Requirements:
Copy out every line of the data below word for word, leaving out the pictures.

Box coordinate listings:
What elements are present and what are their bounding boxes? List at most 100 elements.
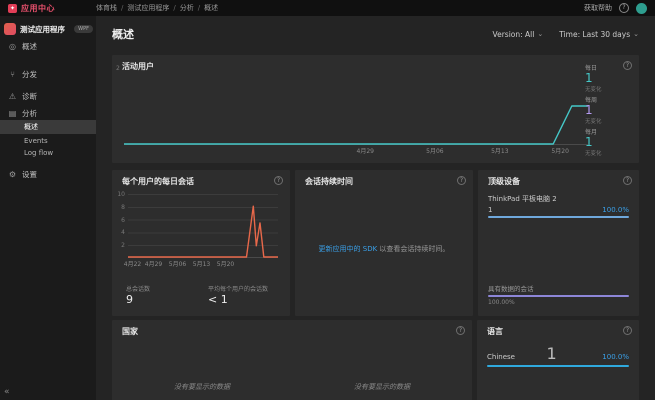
sidebar-item-log-flow[interactable]: Log flow (0, 146, 96, 160)
stat-note: 无变化 (585, 149, 633, 157)
sidebar-item-label: 分发 (22, 69, 37, 80)
y-tick: 8 (121, 204, 125, 211)
sdk-update-message: 更新应用中的 SDK 以查看会话持续时间。 (303, 244, 465, 254)
x-tick: 4月22 (124, 259, 141, 268)
stat-value: < 1 (208, 293, 268, 306)
main-content: 概述 Version: All ⌄ Time: Last 30 days ⌄ 活… (96, 16, 655, 400)
stat-value: 1 (585, 104, 633, 117)
sidebar-collapse-button[interactable]: « (4, 387, 10, 397)
top-bar: ✦ 应用中心 体育栈 / 测试应用程序 / 分析 / 概述 获取帮助 ? (0, 0, 655, 16)
time-filter-label: Time: Last 30 days (559, 30, 630, 39)
y-tick: 10 (117, 191, 125, 198)
no-data-message: 没有要显示的数据 (112, 382, 292, 392)
card-help-icon[interactable]: ? (457, 176, 466, 185)
app-center-brand[interactable]: ✦ 应用中心 (8, 3, 96, 14)
overview-icon: ◎ (8, 42, 17, 51)
sidebar-item-label: 设置 (22, 169, 37, 180)
language-row: Chinese 1 100.0% (487, 344, 629, 367)
device-count: 1 (488, 206, 492, 214)
stat-value: 9 (126, 293, 150, 306)
card-title: 会话持续时间 (305, 176, 353, 187)
x-tick: 5月20 (551, 146, 568, 155)
card-help-icon[interactable]: ? (623, 176, 632, 185)
top-devices-card: 顶级设备 ? ThinkPad 平板电脑 2 1 100.0% 具有数据的会话 … (478, 170, 639, 316)
stat-value: 1 (585, 72, 633, 85)
daily-sessions-line (128, 194, 278, 258)
page-title: 概述 (112, 26, 134, 42)
chevron-down-icon: ⌄ (537, 30, 543, 38)
monthly-active-users-stat: 每月 1 无变化 (585, 127, 633, 157)
languages-card: 语言 ? Chinese 1 100.0% (477, 320, 639, 400)
user-avatar[interactable] (636, 3, 647, 14)
card-help-icon[interactable]: ? (274, 176, 283, 185)
chevron-down-icon: ⌄ (633, 30, 639, 38)
card-title: 每个用户的每日会话 (122, 176, 194, 187)
active-users-line (124, 67, 588, 145)
sidebar: 测试应用程序 WPF ◎ 概述 ⑂ 分发 ⚠ 诊断 ▤ 分析 概述 Events… (0, 16, 96, 400)
get-help-link[interactable]: 获取帮助 (584, 3, 612, 13)
x-tick: 5月20 (217, 259, 234, 268)
app-platform-badge: WPF (74, 25, 93, 33)
time-filter-dropdown[interactable]: Time: Last 30 days ⌄ (559, 30, 639, 39)
y-tick: 4 (121, 229, 125, 236)
app-center-logo-text[interactable]: 应用中心 (21, 3, 55, 14)
x-tick: 5月13 (193, 259, 210, 268)
sidebar-item-distribute[interactable]: ⑂ 分发 (0, 66, 96, 82)
version-filter-dropdown[interactable]: Version: All ⌄ (493, 30, 544, 39)
sidebar-item-analytics[interactable]: ▤ 分析 (0, 105, 96, 121)
sidebar-item-label: 诊断 (22, 91, 37, 102)
stat-value: 1 (585, 136, 633, 149)
active-users-line-chart: 4月29 5月06 5月13 5月20 (124, 67, 588, 145)
y-tick: 6 (121, 217, 125, 224)
stat-note: 无变化 (585, 117, 633, 125)
message-text: 以查看会话持续时间。 (377, 245, 449, 253)
update-sdk-link[interactable]: 更新应用中的 SDK (319, 245, 378, 253)
x-tick: 5月06 (426, 146, 443, 155)
session-duration-card: 会话持续时间 ? 更新应用中的 SDK 以查看会话持续时间。 (295, 170, 473, 316)
card-help-icon[interactable]: ? (456, 326, 465, 335)
app-center-logo-icon[interactable]: ✦ (8, 4, 17, 13)
device-row: ThinkPad 平板电脑 2 1 100.0% (488, 194, 629, 218)
breadcrumb-analytics[interactable]: 分析 (180, 3, 194, 13)
breadcrumb: 体育栈 / 测试应用程序 / 分析 / 概述 (96, 3, 218, 13)
sidebar-item-analytics-overview[interactable]: 概述 (0, 120, 96, 134)
y-tick: 2 (121, 242, 125, 249)
daily-sessions-card: 每个用户的每日会话 ? 10 8 6 4 2 4月22 4月29 5月06 5月… (112, 170, 290, 316)
breadcrumb-overview[interactable]: 概述 (204, 3, 218, 13)
x-tick: 5月06 (169, 259, 186, 268)
sidebar-item-label: Events (24, 137, 48, 145)
breadcrumb-separator: / (198, 4, 200, 12)
sidebar-item-label: 分析 (22, 108, 37, 119)
language-count: 1 (547, 344, 557, 363)
app-switcher[interactable]: 测试应用程序 WPF (4, 19, 93, 39)
x-tick: 4月29 (145, 259, 162, 268)
sessions-with-data-percent: 100.00% (488, 299, 629, 306)
card-title: 顶级设备 (488, 176, 520, 187)
sessions-with-data-label: 具有数据的会话 (488, 283, 629, 293)
sidebar-item-diagnostics[interactable]: ⚠ 诊断 (0, 88, 96, 104)
breadcrumb-app[interactable]: 测试应用程序 (127, 3, 169, 13)
sessions-with-data-bar (488, 295, 629, 297)
diagnostics-icon: ⚠ (8, 92, 17, 101)
sessions-with-data: 具有数据的会话 100.00% (488, 283, 629, 306)
stat-label: 平均每个用户的会话数 (208, 284, 268, 293)
breadcrumb-separator: / (173, 4, 175, 12)
language-percent: 100.0% (602, 353, 629, 361)
distribute-icon: ⑂ (8, 70, 17, 79)
analytics-icon: ▤ (8, 109, 17, 118)
total-sessions-stat: 总会话数 9 (126, 284, 150, 306)
sidebar-item-settings[interactable]: ⚙ 设置 (0, 166, 96, 182)
app-name: 测试应用程序 (20, 24, 65, 35)
card-title: 语言 (487, 326, 503, 337)
avg-sessions-per-user-stat: 平均每个用户的会话数 < 1 (208, 284, 268, 306)
daily-sessions-line-chart: 10 8 6 4 2 4月22 4月29 5月06 5月13 5月20 (128, 194, 278, 258)
language-bar (487, 365, 629, 367)
sidebar-item-overview[interactable]: ◎ 概述 (0, 38, 96, 54)
card-help-icon[interactable]: ? (623, 326, 632, 335)
stat-label: 总会话数 (126, 284, 150, 293)
breadcrumb-owner[interactable]: 体育栈 (96, 3, 117, 13)
help-icon[interactable]: ? (619, 3, 629, 13)
card-title: 国家 (122, 326, 138, 337)
daily-active-users-stat: 每日 1 无变化 (585, 63, 633, 93)
x-tick: 4月29 (357, 146, 374, 155)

Expected output:
What elements are present and what are their bounding boxes? List at most 100 elements.
sidebar-item-log-flow[interactable]: Log flow (0, 146, 96, 160)
stat-note: 无变化 (585, 149, 633, 157)
sidebar-item-label: 分发 (22, 69, 37, 80)
y-tick: 8 (121, 204, 125, 211)
sdk-update-message: 更新应用中的 SDK 以查看会话持续时间。 (303, 244, 465, 254)
x-tick: 4月22 (124, 259, 141, 268)
stat-value: < 1 (208, 293, 268, 306)
main-content: 概述 Version: All ⌄ Time: Last 30 days ⌄ 活… (96, 16, 655, 400)
stat-value: 1 (585, 104, 633, 117)
sidebar-collapse-button[interactable]: « (4, 387, 10, 397)
top-bar: ✦ 应用中心 体育栈 / 测试应用程序 / 分析 / 概述 获取帮助 ? (0, 0, 655, 16)
time-filter-label: Time: Last 30 days (559, 30, 630, 39)
y-tick: 10 (117, 191, 125, 198)
no-data-message: 没有要显示的数据 (112, 382, 292, 392)
card-help-icon[interactable]: ? (457, 176, 466, 185)
app-center-brand[interactable]: ✦ 应用中心 (8, 3, 96, 14)
overview-icon: ◎ (8, 42, 17, 51)
sidebar-item-label: 设置 (22, 169, 37, 180)
language-row: Chinese 1 100.0% (487, 344, 629, 367)
device-count: 1 (488, 206, 492, 214)
stat-value: 9 (126, 293, 150, 306)
card-title: 会话持续时间 (305, 176, 353, 187)
x-tick: 5月20 (551, 146, 568, 155)
card-help-icon[interactable]: ? (623, 176, 632, 185)
top-devices-card: 顶级设备 ? ThinkPad 平板电脑 2 1 100.0% 具有数据的会话 … (478, 170, 639, 316)
stat-value: 1 (585, 72, 633, 85)
daily-sessions-line (128, 194, 278, 258)
page-title: 概述 (112, 26, 134, 42)
chevron-down-icon: ⌄ (537, 30, 543, 38)
monthly-active-users-stat: 每月 1 无变化 (585, 127, 633, 157)
languages-card: 语言 ? Chinese 1 100.0% (477, 320, 639, 400)
user-avatar[interactable] (636, 3, 647, 14)
card-help-icon[interactable]: ? (274, 176, 283, 185)
chevron-down-icon: ⌄ (633, 30, 639, 38)
card-title: 每个用户的每日会话 (122, 176, 194, 187)
active-users-line (124, 67, 588, 145)
sidebar: 测试应用程序 WPF ◎ 概述 ⑂ 分发 ⚠ 诊断 ▤ 分析 概述 Events… (0, 16, 96, 400)
get-help-link[interactable]: 获取帮助 (584, 3, 612, 13)
x-tick: 5月20 (217, 259, 234, 268)
app-platform-badge: WPF (74, 25, 93, 33)
time-filter-dropdown[interactable]: Time: Last 30 days ⌄ (559, 30, 639, 39)
y-tick: 4 (121, 229, 125, 236)
app-center-logo-text[interactable]: 应用中心 (21, 3, 55, 14)
x-tick: 5月13 (193, 259, 210, 268)
sidebar-item-distribute[interactable]: ⑂ 分发 (0, 66, 96, 82)
version-filter-dropdown[interactable]: Version: All ⌄ (493, 30, 544, 39)
sidebar-item-analytics[interactable]: ▤ 分析 (0, 105, 96, 121)
sidebar-item-label: 诊断 (22, 91, 37, 102)
stat-value: 1 (585, 136, 633, 149)
active-users-line-chart: 4月29 5月06 5月13 5月20 (124, 67, 588, 145)
y-tick: 6 (121, 217, 125, 224)
stat-note: 无变化 (585, 117, 633, 125)
message-text: 以查看会话持续时间。 (377, 245, 449, 253)
update-sdk-link[interactable]: 更新应用中的 SDK (319, 245, 378, 253)
x-tick: 5月06 (426, 146, 443, 155)
session-duration-card: 会话持续时间 ? 更新应用中的 SDK 以查看会话持续时间。 (295, 170, 473, 316)
card-help-icon[interactable]: ? (456, 326, 465, 335)
app-center-logo-icon[interactable]: ✦ (8, 4, 17, 13)
device-row: ThinkPad 平板电脑 2 1 100.0% (488, 194, 629, 218)
breadcrumb-analytics[interactable]: 分析 (180, 3, 194, 13)
breadcrumb: 体育栈 / 测试应用程序 / 分析 / 概述 (96, 3, 218, 13)
sidebar-item-analytics-overview[interactable]: 概述 (0, 120, 96, 134)
y-tick: 2 (121, 242, 125, 249)
daily-sessions-card: 每个用户的每日会话 ? 10 8 6 4 2 4月22 4月29 5月06 5月… (112, 170, 290, 316)
breadcrumb-overview[interactable]: 概述 (204, 3, 218, 13)
x-tick: 5月06 (169, 259, 186, 268)
sidebar-item-label: Events (24, 137, 48, 145)
breadcrumb-separator: / (198, 4, 200, 12)
sidebar-item-label: 分析 (22, 108, 37, 119)
language-count: 1 (547, 344, 557, 363)
app-switcher[interactable]: 测试应用程序 WPF (4, 19, 93, 39)
x-tick: 4月29 (145, 259, 162, 268)
sessions-with-data-percent: 100.00% (488, 299, 629, 306)
card-title: 顶级设备 (488, 176, 520, 187)
sessions-with-data-label: 具有数据的会话 (488, 283, 629, 293)
sidebar-item-diagnostics[interactable]: ⚠ 诊断 (0, 88, 96, 104)
breadcrumb-app[interactable]: 测试应用程序 (127, 3, 169, 13)
sessions-with-data-bar (488, 295, 629, 297)
diagnostics-icon: ⚠ (8, 92, 17, 101)
sessions-with-data: 具有数据的会话 100.00% (488, 283, 629, 306)
stat-label: 平均每个用户的会话数 (208, 284, 268, 293)
breadcrumb-separator: / (173, 4, 175, 12)
language-percent: 100.0% (602, 353, 629, 361)
distribute-icon: ⑂ (8, 70, 17, 79)
analytics-icon: ▤ (8, 109, 17, 118)
total-sessions-stat: 总会话数 9 (126, 284, 150, 306)
sidebar-item-settings[interactable]: ⚙ 设置 (0, 166, 96, 182)
app-name: 测试应用程序 (20, 24, 65, 35)
card-title: 语言 (487, 326, 503, 337)
avg-sessions-per-user-stat: 平均每个用户的会话数 < 1 (208, 284, 268, 306)
daily-sessions-line-chart: 10 8 6 4 2 4月22 4月29 5月06 5月13 5月20 (128, 194, 278, 258)
language-bar (487, 365, 629, 367)
sidebar-item-overview[interactable]: ◎ 概述 (0, 38, 96, 54)
card-help-icon[interactable]: ? (623, 326, 632, 335)
stat-label: 总会话数 (126, 284, 150, 293)
breadcrumb-owner[interactable]: 体育栈 (96, 3, 117, 13)
help-icon[interactable]: ? (619, 3, 629, 13)
card-title: 国家 (122, 326, 138, 337)
daily-active-users-stat: 每日 1 无变化 (585, 63, 633, 93)
x-tick: 4月29 (357, 146, 374, 155)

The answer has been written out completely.